**Directions for this task**
Search the records for the word "Microsoft" and report each line that has it.

[Records]
################
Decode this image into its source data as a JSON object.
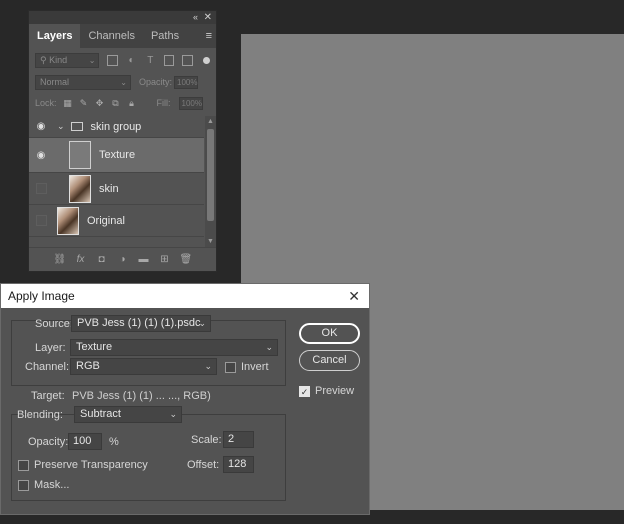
{
  "layers_panel": {
    "tabs": [
      "Layers",
      "Channels",
      "Paths"
    ],
    "filter_kind": "Kind",
    "blend_mode": "Normal",
    "opacity_label": "Opacity:",
    "opacity_value": "100%",
    "lock_label": "Lock:",
    "fill_label": "Fill:",
    "fill_value": "100%",
    "layers": [
      {
        "name": "skin group",
        "type": "group",
        "visible": true
      },
      {
        "name": "Texture",
        "type": "layer",
        "visible": true,
        "selected": true
      },
      {
        "name": "skin",
        "type": "layer",
        "visible": false
      },
      {
        "name": "Original",
        "type": "layer",
        "visible": false
      }
    ]
  },
  "dialog": {
    "title": "Apply Image",
    "source_label": "Source:",
    "source_value": "PVB Jess (1) (1) (1).psdc",
    "layer_label": "Layer:",
    "layer_value": "Texture",
    "channel_label": "Channel:",
    "channel_value": "RGB",
    "invert_label": "Invert",
    "invert_checked": false,
    "target_label": "Target:",
    "target_value": "PVB Jess (1) (1) ... ..., RGB)",
    "blending_label": "Blending:",
    "blending_value": "Subtract",
    "opacity_label": "Opacity:",
    "opacity_value": "100",
    "opacity_unit": "%",
    "scale_label": "Scale:",
    "scale_value": "2",
    "offset_label": "Offset:",
    "offset_value": "128",
    "preserve_label": "Preserve Transparency",
    "mask_label": "Mask...",
    "ok_label": "OK",
    "cancel_label": "Cancel",
    "preview_label": "Preview",
    "preview_checked": true
  },
  "colors": {
    "canvas": "#808080",
    "panel": "#535353",
    "app_background": "#282828"
  }
}
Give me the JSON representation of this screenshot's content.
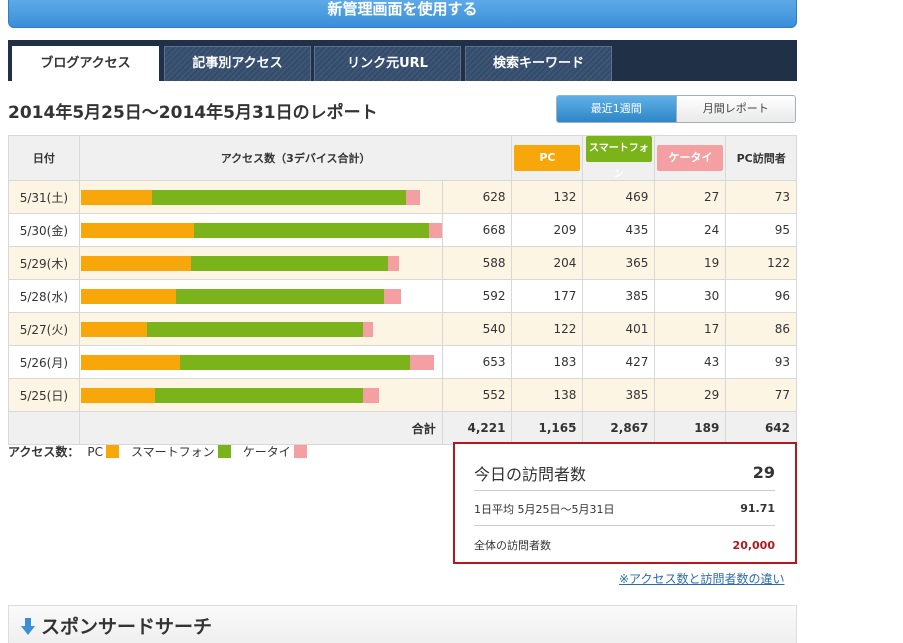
{
  "top_button": "新管理画面を使用する",
  "tabs": [
    "ブログアクセス",
    "記事別アクセス",
    "リンク元URL",
    "検索キーワード"
  ],
  "report_title": "2014年5月25日〜2014年5月31日のレポート",
  "period_toggle": {
    "week": "最近1週間",
    "month": "月間レポート"
  },
  "table": {
    "headers": {
      "date": "日付",
      "access": "アクセス数（3デバイス合計）",
      "pc": "PC",
      "smartphone": "スマートフォン",
      "keitai": "ケータイ",
      "pc_visitors": "PC訪問者"
    },
    "rows": [
      {
        "date": "5/31(土)",
        "total": "628",
        "pc": "132",
        "sp": "469",
        "kt": "27",
        "vis": "73"
      },
      {
        "date": "5/30(金)",
        "total": "668",
        "pc": "209",
        "sp": "435",
        "kt": "24",
        "vis": "95"
      },
      {
        "date": "5/29(木)",
        "total": "588",
        "pc": "204",
        "sp": "365",
        "kt": "19",
        "vis": "122"
      },
      {
        "date": "5/28(水)",
        "total": "592",
        "pc": "177",
        "sp": "385",
        "kt": "30",
        "vis": "96"
      },
      {
        "date": "5/27(火)",
        "total": "540",
        "pc": "122",
        "sp": "401",
        "kt": "17",
        "vis": "86"
      },
      {
        "date": "5/26(月)",
        "total": "653",
        "pc": "183",
        "sp": "427",
        "kt": "43",
        "vis": "93"
      },
      {
        "date": "5/25(日)",
        "total": "552",
        "pc": "138",
        "sp": "385",
        "kt": "29",
        "vis": "77"
      }
    ],
    "sum": {
      "label": "合計",
      "total": "4,221",
      "pc": "1,165",
      "sp": "2,867",
      "kt": "189",
      "vis": "642"
    }
  },
  "colors": {
    "pc": "#f7a70a",
    "smartphone": "#7bb31b",
    "keitai": "#f4a0a3"
  },
  "legend": {
    "title": "アクセス数：",
    "pc": "PC",
    "smartphone": "スマートフォン",
    "keitai": "ケータイ"
  },
  "today_box": {
    "label": "今日の訪問者数",
    "value": "29",
    "avg_label": "1日平均 5月25日〜5月31日",
    "avg_value": "91.71",
    "total_label": "全体の訪問者数",
    "total_value": "20,000"
  },
  "diff_link": "※アクセス数と訪問者数の違い",
  "sponsor_title": "スポンサードサーチ"
}
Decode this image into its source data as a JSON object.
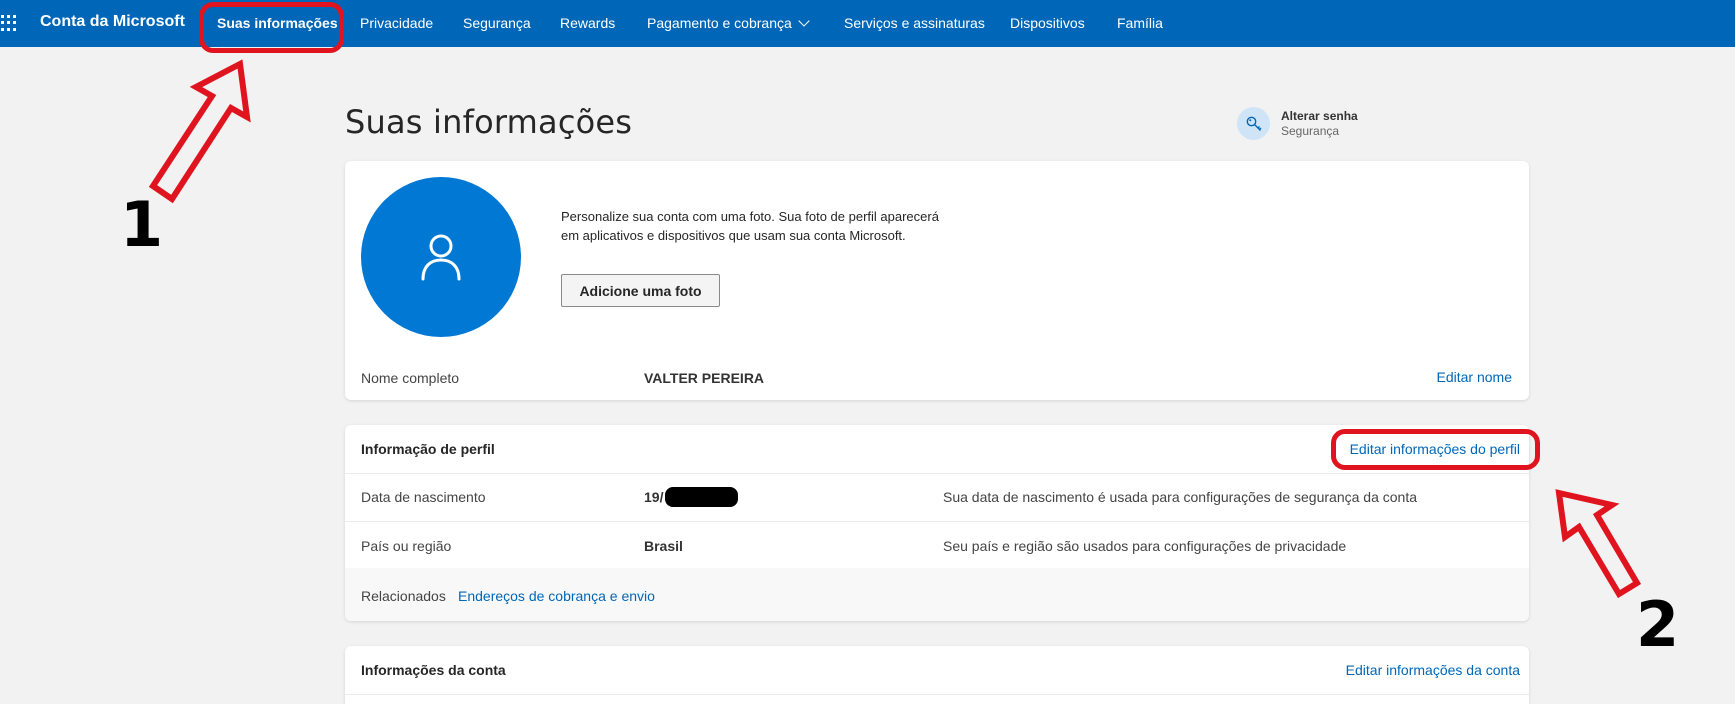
{
  "nav": {
    "brand": "Conta da Microsoft",
    "items": [
      {
        "label": "Suas informações"
      },
      {
        "label": "Privacidade"
      },
      {
        "label": "Segurança"
      },
      {
        "label": "Rewards"
      },
      {
        "label": "Pagamento e cobrança"
      },
      {
        "label": "Serviços e assinaturas"
      },
      {
        "label": "Dispositivos"
      },
      {
        "label": "Família"
      }
    ]
  },
  "page": {
    "title": "Suas informações",
    "quick_link": {
      "title": "Alterar senha",
      "subtitle": "Segurança",
      "icon": "key-icon"
    }
  },
  "photo_card": {
    "text": "Personalize sua conta com uma foto. Sua foto de perfil aparecerá em aplicativos e dispositivos que usam sua conta Microsoft.",
    "button": "Adicione uma foto",
    "name_label": "Nome completo",
    "name_value": "VALTER PEREIRA",
    "edit_link": "Editar nome"
  },
  "profile_card": {
    "title": "Informação de perfil",
    "edit_link": "Editar informações do perfil",
    "rows": [
      {
        "label": "Data de nascimento",
        "value": "19/",
        "description": "Sua data de nascimento é usada para configurações de segurança da conta"
      },
      {
        "label": "País ou região",
        "value": "Brasil",
        "description": "Seu país e região são usados para configurações de privacidade"
      }
    ],
    "related_label": "Relacionados",
    "related_link": "Endereços de cobrança e envio"
  },
  "account_card": {
    "title": "Informações da conta",
    "edit_link": "Editar informações da conta"
  },
  "annotations": {
    "one": "1",
    "two": "2",
    "color": "#e0141e"
  },
  "colors": {
    "nav_bg": "#0067b8",
    "avatar": "#0078d4",
    "link": "#0067b8"
  }
}
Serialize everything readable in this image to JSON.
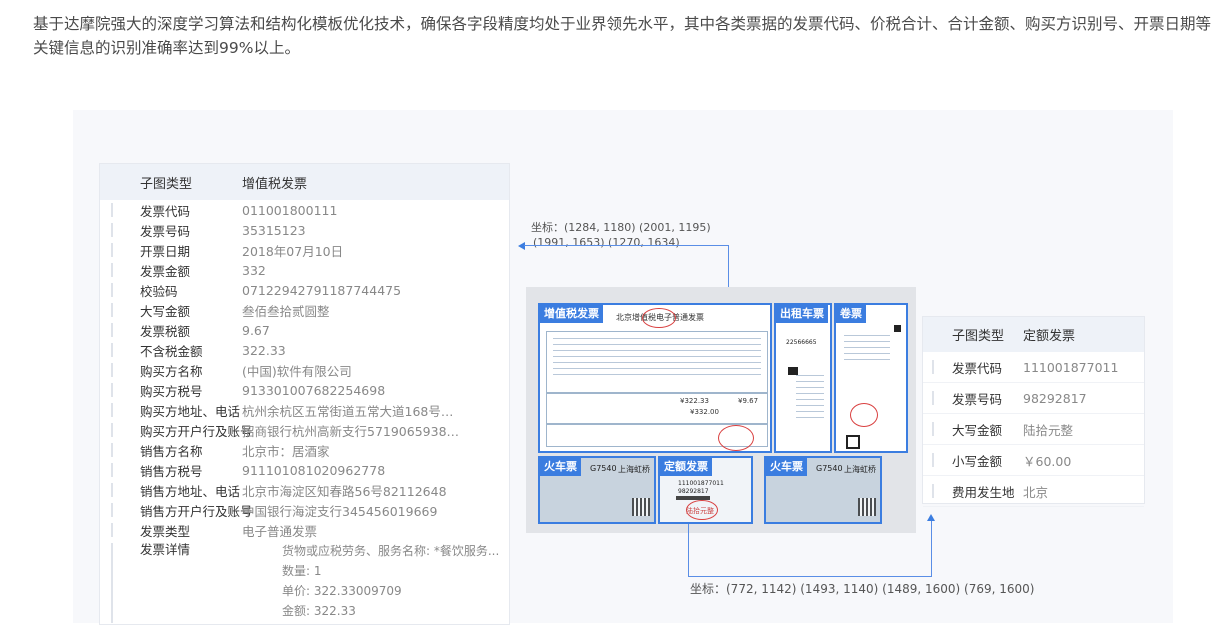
################
**Output below**
    "brand": "Conta da Microsoft",
    "text": "Personalize sua conta com uma foto. Sua foto de perfil aparecerá em aplicativos e dispositivos que usam sua conta Microsoft.",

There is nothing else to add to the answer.